Il
est surprenant, ce dimanche du temps ordinaire qui aborde la prière sans jamais
vraiment dire comment faire. Nous aurions sans doute aimé un vrai traité sur la
prière, donné de manière exhaustive, pour que nous sachions enfin comment faire
au quotidien. Un discours du style : premièrement, pour prier, il faut…
deuxièmement, n’oubliez pas de… enfin, troisièmement, songez à… Mais non, rien
de tout cela. A la place d’un discours sur la prière, nous avons l’exemple de
deux priants : Abraham et Jésus.
Il
est surprenant, Abraham, quand Dieu lui confie son projet au sujet des villes
de Sodome et Gomorrhe ! Elles n’ont pas bonne réputation ; la clameur au sujet de Sodome et Gomorrhe
est grande ! Et leur faute, comme elle est lourde ! Même Dieu en
est incommodé au point de décider d’aller voir
si leur conduite correspond à la clameur venue jusqu’à lui. Nous comprenons
bien que cela ne peut plus durer ainsi. Dieu envoie donc ses messagers pendant
qu’il s’entretient avec Abraham à ce sujet. Le Père Markowitz, dominicain, qui
prêchait la retraite à laquelle je participais cette semaine, nous expliquait
la nécessité de cet entretien entre Dieu et Abraham, en nous rappelant que la vocation d’Abraham était d’être une
source de bénédiction pour tous les peuples. Ce sont les termes de l’alliance
fondamentale entre Dieu et Abraham ; si donc Dieu n’entretenait pas
Abraham de son dessein pour Sodome et Gomorrhe, il romprait de lui-même l’alliance qu’il a conclue avec son serviteur.
Ce n’est qu’en l’avertissant de ce qu’il entend faire, qu’Abraham peut exercer
sa vocation. On comprend donc aussi son marchandage avec Dieu. Malgré la rumeur
qui court sur ces deux villes, Abraham entend jouer sa part de
l’alliance : être pour ses villes source de bénédiction, autant que cela
est possible. Ce qui nous vaut cette belle prière d’Abraham qui intercède pour
ces peuples.

•••••

### [ÉNONCÉ ÉCRIT 1]
Recopiez mot pour mot la partie du texte sur la prière qui s'ouvre sur les mots "Ce n’est qu’en" et se ferme sur "ces peuples.".

Données d'annotation de mise en page visuelle
•••••

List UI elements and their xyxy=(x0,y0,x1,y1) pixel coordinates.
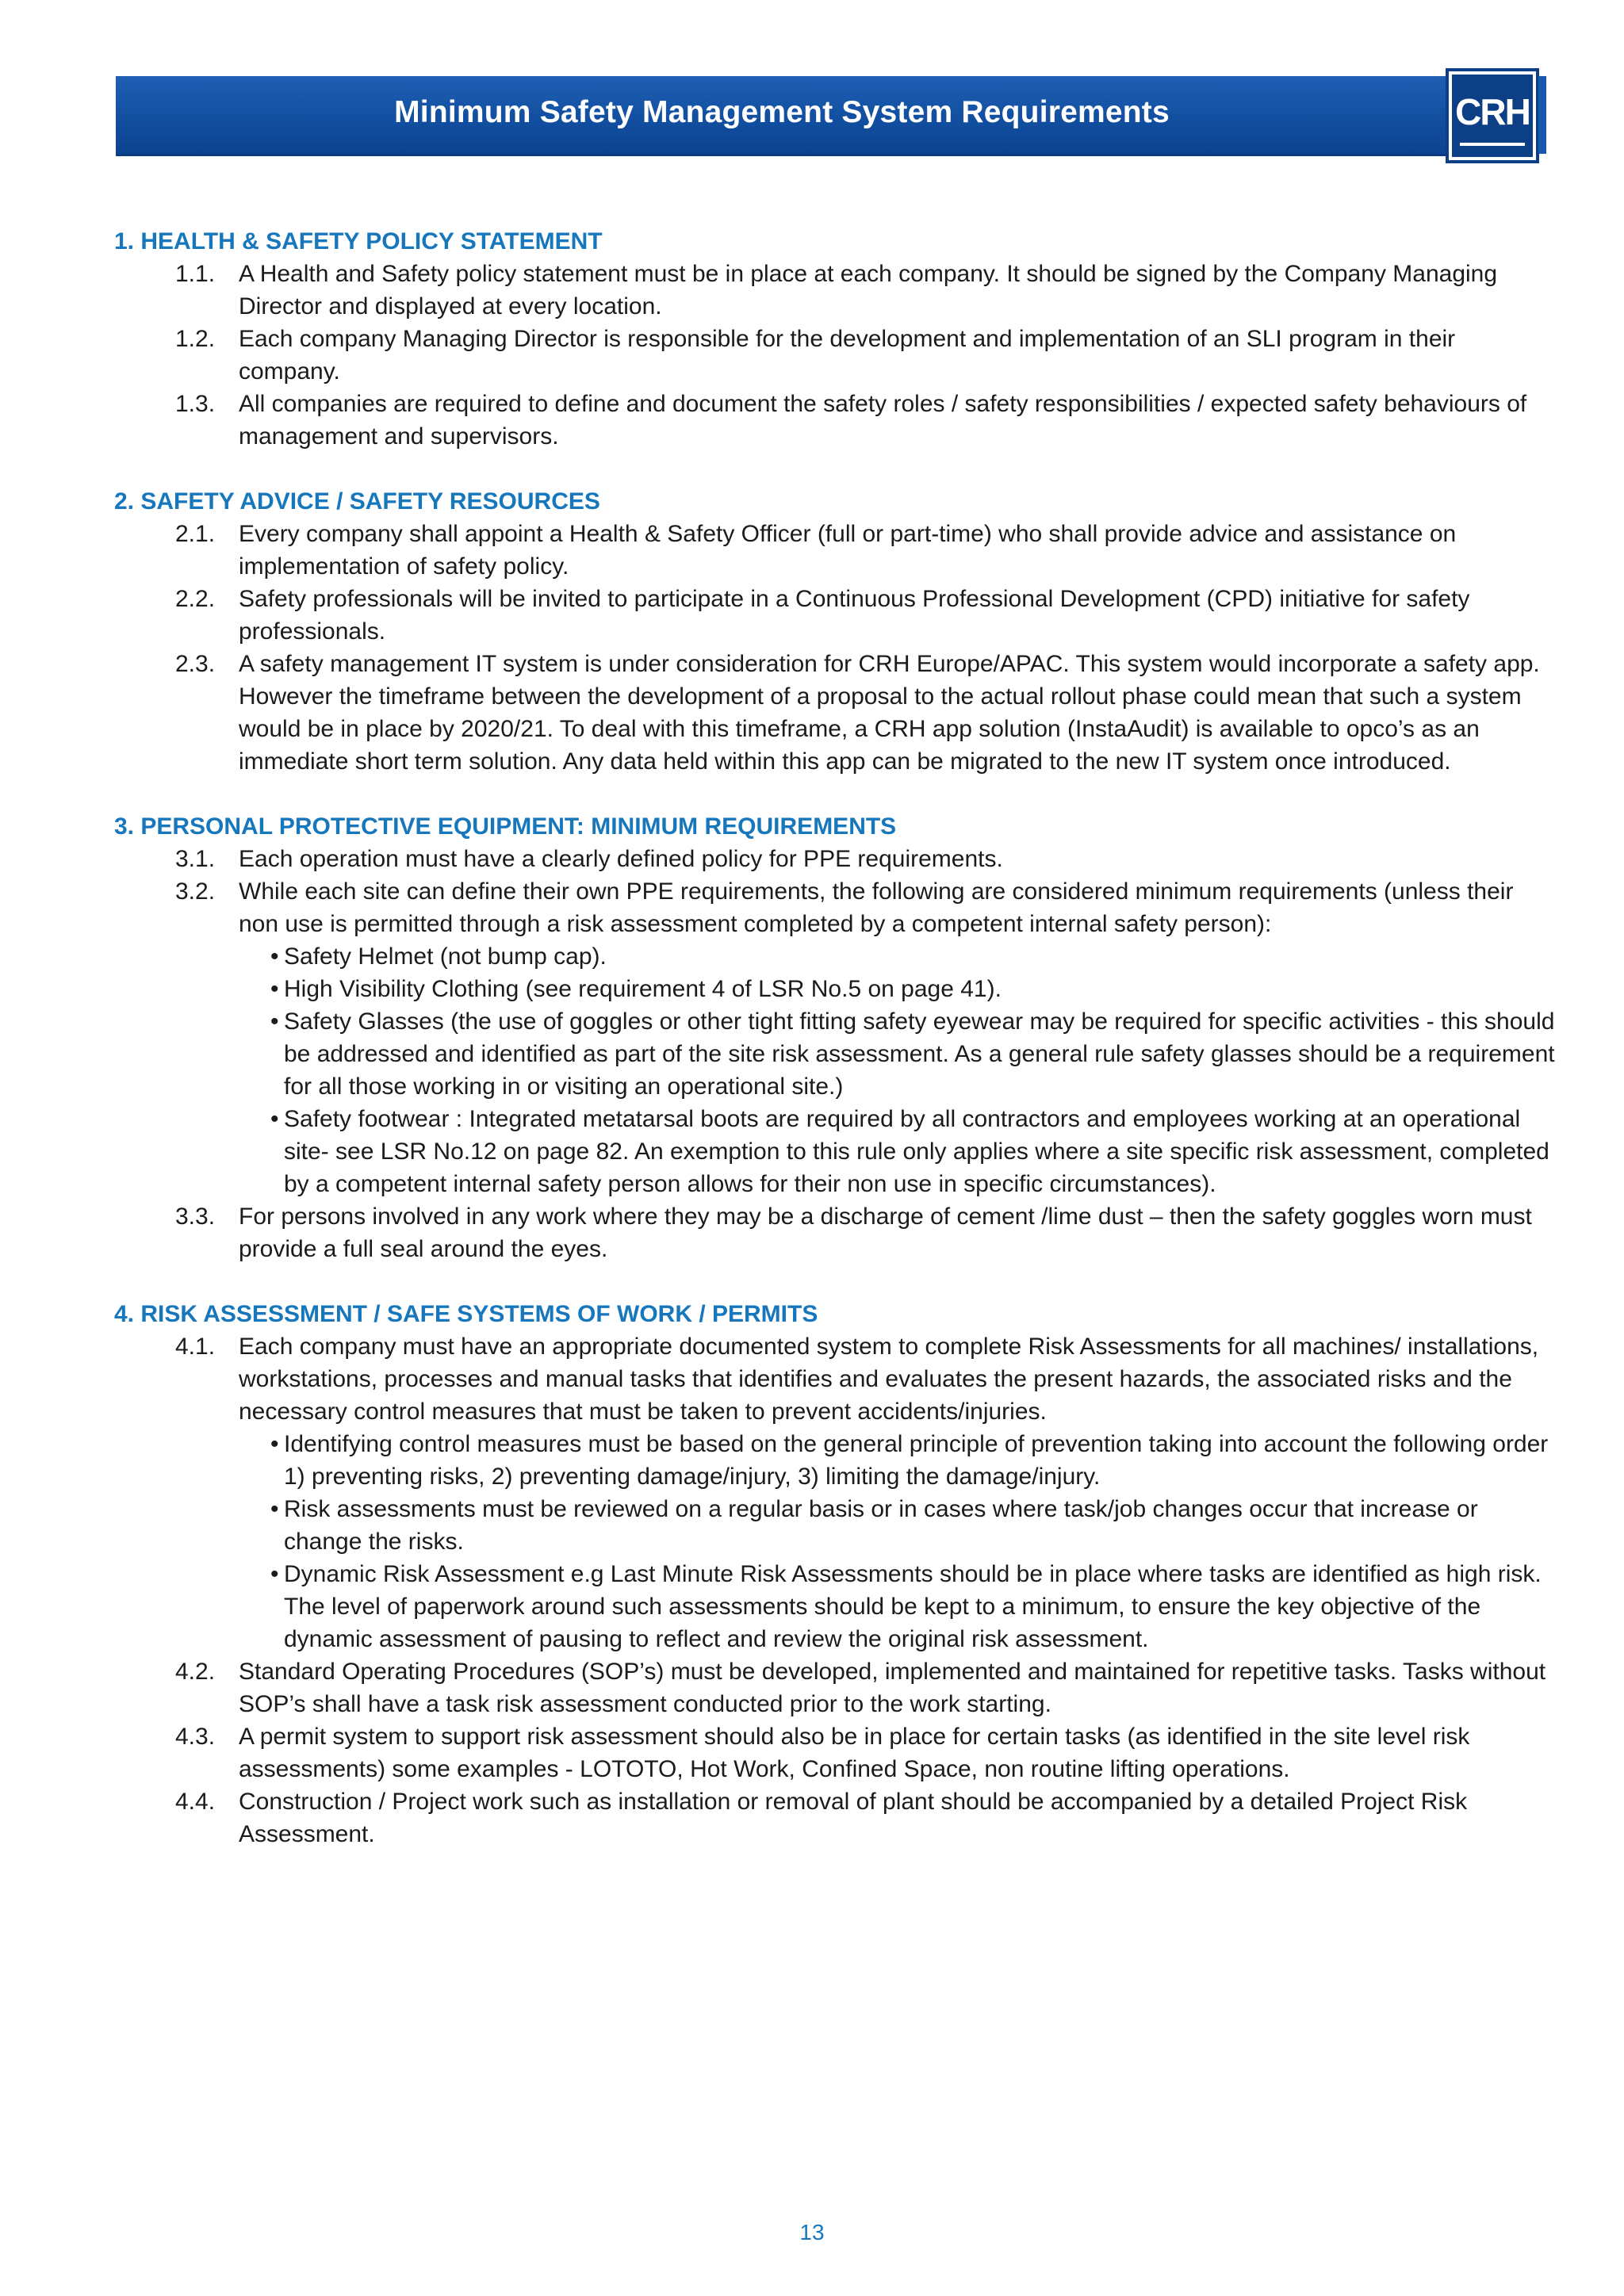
bullet-dot: • xyxy=(270,976,279,1002)
bullet-dot: • xyxy=(270,1496,279,1522)
list-item xyxy=(114,1200,1557,1265)
item-text: Each company must have an appropriate documented system to complete Risk Assessments for all machines/ installations, workstations, processes and manual tasks that identifies and evaluates the present hazards, the associated risks and the necessary control measures that must be taken to prevent accidents/injuries. xyxy=(239,1334,1539,1425)
item-number: 2.2. xyxy=(175,586,216,612)
item-number: 2.1. xyxy=(175,521,216,547)
list-item xyxy=(114,1330,1557,1428)
list-item xyxy=(114,258,1557,323)
section-safety-advice xyxy=(114,485,1557,778)
bullet-dot: • xyxy=(270,1561,279,1587)
bullet-dot: • xyxy=(270,1106,279,1132)
bullet-text: Risk assessments must be reviewed on a regular basis or in cases where task/job changes occur that increase or change the risks. xyxy=(284,1496,1478,1555)
list-item xyxy=(114,388,1557,453)
item-text: Standard Operating Procedures (SOP’s) must be developed, implemented and maintained for repetitive tasks. Tasks without SOP’s shall have a task risk assessment conducted prior to the work starting. xyxy=(239,1659,1546,1717)
section-heading: 4. RISK ASSESSMENT / SAFE SYSTEMS OF WORK / PERMITS xyxy=(114,1301,818,1327)
section-heading: 1. HEALTH & SAFETY POLICY STATEMENT xyxy=(114,228,603,254)
item-number: 3.2. xyxy=(175,878,216,905)
bullet-text: Safety Helmet (not bump cap). xyxy=(284,943,607,970)
crh-logo xyxy=(1449,71,1536,160)
item-text: Every company shall appoint a Health & Safety Officer (full or part-time) who shall provide advice and assistance on implementation of safety policy. xyxy=(239,521,1457,580)
list-item xyxy=(114,1785,1557,1850)
logo-text: CRH xyxy=(1455,91,1530,132)
bullet-dot: • xyxy=(270,1431,279,1457)
bullet-item xyxy=(114,1558,1557,1655)
item-number: 4.3. xyxy=(175,1724,216,1750)
item-number: 3.1. xyxy=(175,846,216,872)
bullet-item xyxy=(114,1493,1557,1558)
item-text: For persons involved in any work where they may be a discharge of cement /lime dust – then the safety goggles worn must provide a full seal around the eyes. xyxy=(239,1203,1532,1262)
section-risk-assessment xyxy=(114,1298,1557,1850)
item-number: 1.3. xyxy=(175,391,216,417)
item-number: 1.1. xyxy=(175,261,216,287)
header-banner xyxy=(116,76,1448,156)
bullet-item xyxy=(114,1428,1557,1493)
bullet-text: Identifying control measures must be based on the general principle of prevention taking into account the following order 1) preventing risks, 2) preventing damage/injury, 3) limiting the damage/injury. xyxy=(284,1431,1549,1490)
item-number: 2.3. xyxy=(175,651,216,677)
page-title: Minimum Safety Management System Requirements xyxy=(394,95,1170,129)
item-text: Each company Managing Director is responsible for the development and implementation of an SLI program in their company. xyxy=(239,326,1456,385)
item-number: 4.2. xyxy=(175,1659,216,1685)
item-number: 4.1. xyxy=(175,1334,216,1360)
list-item xyxy=(114,843,1557,875)
bullet-text: Dynamic Risk Assessment e.g Last Minute Risk Assessments should be in place where tasks are identified as high risk. The level of paperwork around such assessments should be kept to a minimum, to ensure the key objective of the dynamic assessment of pausing to reflect and review the original risk assessment. xyxy=(284,1561,1542,1652)
logo-accent-strip xyxy=(1538,76,1546,154)
bullet-dot: • xyxy=(270,943,279,970)
bullet-item xyxy=(114,1103,1557,1200)
bullet-dot: • xyxy=(270,1008,279,1035)
item-text: A Health and Safety policy statement must be in place at each company. It should be signed by the Company Managing Director and displayed at every location. xyxy=(239,261,1498,320)
section-policy-statement xyxy=(114,225,1557,453)
bullet-item xyxy=(114,973,1557,1005)
item-number: 3.3. xyxy=(175,1203,216,1230)
list-item xyxy=(114,875,1557,940)
page-number: 13 xyxy=(799,2220,825,2244)
list-item xyxy=(114,518,1557,583)
bullet-text: Safety Glasses (the use of goggles or other tight fitting safety eyewear may be required for specific activities - this should be addressed and identified as part of the site risk assessment. As a general rule safety glasses should be a requirement for all those working in or visiting an operational site.) xyxy=(284,1008,1555,1100)
item-text: Construction / Project work such as installation or removal of plant should be accompanied by a detailed Project Risk Assessment. xyxy=(239,1789,1468,1847)
section-ppe xyxy=(114,810,1557,1265)
list-item xyxy=(114,583,1557,648)
item-number: 4.4. xyxy=(175,1789,216,1815)
list-item xyxy=(114,1720,1557,1785)
item-text: Safety professionals will be invited to participate in a Continuous Professional Development (CPD) initiative for safety professionals. xyxy=(239,586,1470,645)
logo-underline xyxy=(1460,143,1525,146)
section-heading: 3. PERSONAL PROTECTIVE EQUIPMENT: MINIMUM REQUIREMENTS xyxy=(114,813,897,840)
item-text: A permit system to support risk assessment should also be in place for certain tasks (as identified in the site level risk assessments) some examples - LOTOTO, Hot Work, Confined Space, non routine lifting operations. xyxy=(239,1724,1470,1782)
item-text: All companies are required to define and document the safety roles / safety responsibilities / expected safety behaviours of management and supervisors. xyxy=(239,391,1527,450)
bullet-item xyxy=(114,1005,1557,1103)
list-item xyxy=(114,323,1557,388)
item-text: While each site can define their own PPE requirements, the following are considered minimum requirements (unless their non use is permitted through a risk assessment completed by a competent internal safety person): xyxy=(239,878,1514,937)
list-item xyxy=(114,648,1557,778)
item-number: 1.2. xyxy=(175,326,216,352)
bullet-text: High Visibility Clothing (see requirement 4 of LSR No.5 on page 41). xyxy=(284,976,1002,1002)
bullet-item xyxy=(114,940,1557,973)
section-heading: 2. SAFETY ADVICE / SAFETY RESOURCES xyxy=(114,488,600,515)
document-body xyxy=(114,225,1557,1883)
list-item xyxy=(114,1655,1557,1720)
bullet-text: Safety footwear : Integrated metatarsal boots are required by all contractors and employees working at an operational site- see LSR No.12 on page 82. An exemption to this rule only applies where a site specific risk assessment, completed by a competent internal safety person allows for their non use in specific circumstances). xyxy=(284,1106,1549,1197)
item-text: Each operation must have a clearly defined policy for PPE requirements. xyxy=(239,846,1003,872)
item-text: A safety management IT system is under consideration for CRH Europe/APAC. This system would incorporate a safety app. However the timeframe between the development of a proposal to the actual rollout phase could mean that such a system would be in place by 2020/21. To deal with this timeframe, a CRH app solution (InstaAudit) is available to opco’s as an immediate short term solution. Any data held within this app can be migrated to the new IT system once introduced. xyxy=(239,651,1540,775)
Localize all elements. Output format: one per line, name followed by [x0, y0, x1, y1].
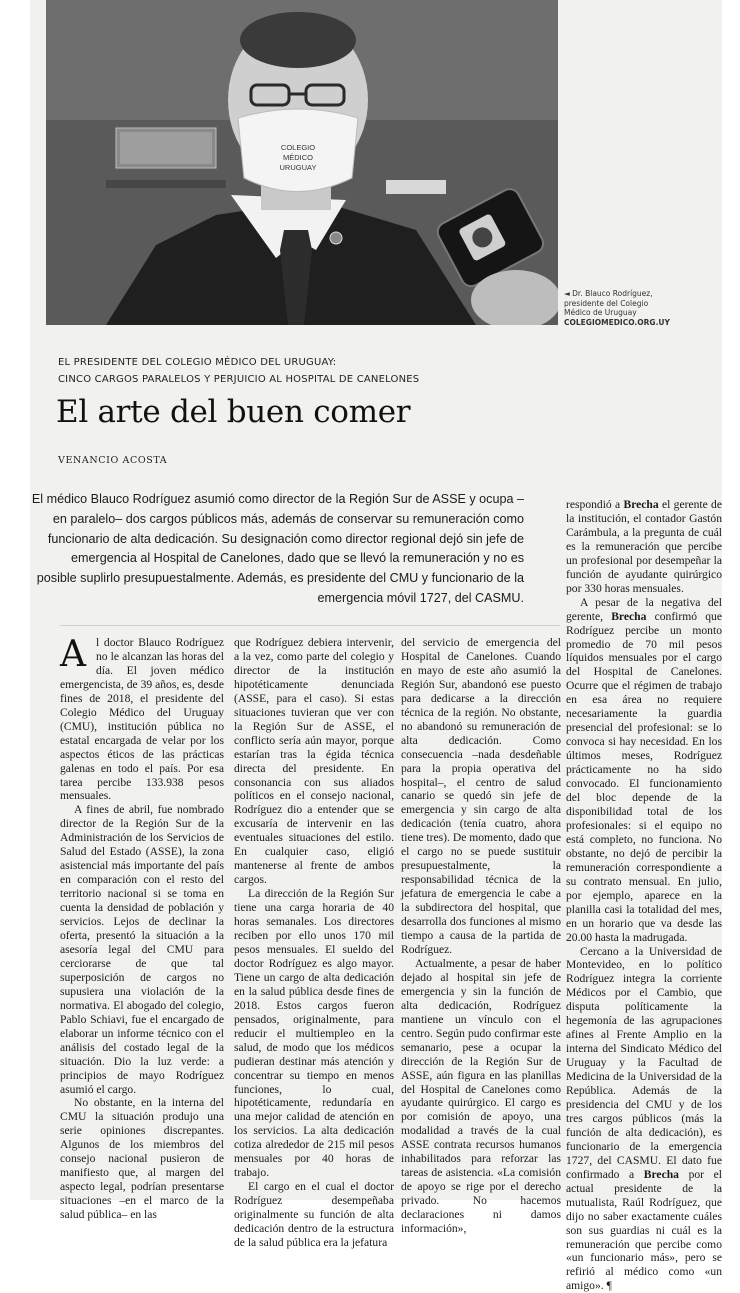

•••••

### [ÉNONCÉ ÉCRIT 2]
Réécrivez en liste JSON de chaînes, à raison d'une chaîne par ligne et sans les lignes vides, la partie des enregistrements qui s'ouvre sur la ligne contenant "bullet-dot: • xyxy=(270,976,279,1002)" et se ferme sur celle contenant "list-item xyxy=(114,1200,1557,1265)", ces deux lignes comprises.

### [RÉPONSE COMPLÈTE 1]
Ce n’est qu’en l’avertissant de ce qu’il entend faire, qu’Abraham peut exercer
sa vocation. On comprend donc aussi son marchandage avec Dieu. Malgré la rumeur
qui court sur ces deux villes, Abraham entend jouer sa part de
l’alliance : être pour ses villes source de bénédiction, autant que cela
est possible. Ce qui nous vaut cette belle prière d’Abraham qui intercède pour
ces peuples.

### [RÉPONSE COMPLÈTE 2]
[
  "bullet-dot: • xyxy=(270,976,279,1002)",
  "bullet-dot: • xyxy=(270,1496,279,1522)",
  "list-item xyxy=(114,1200,1557,1265)"
]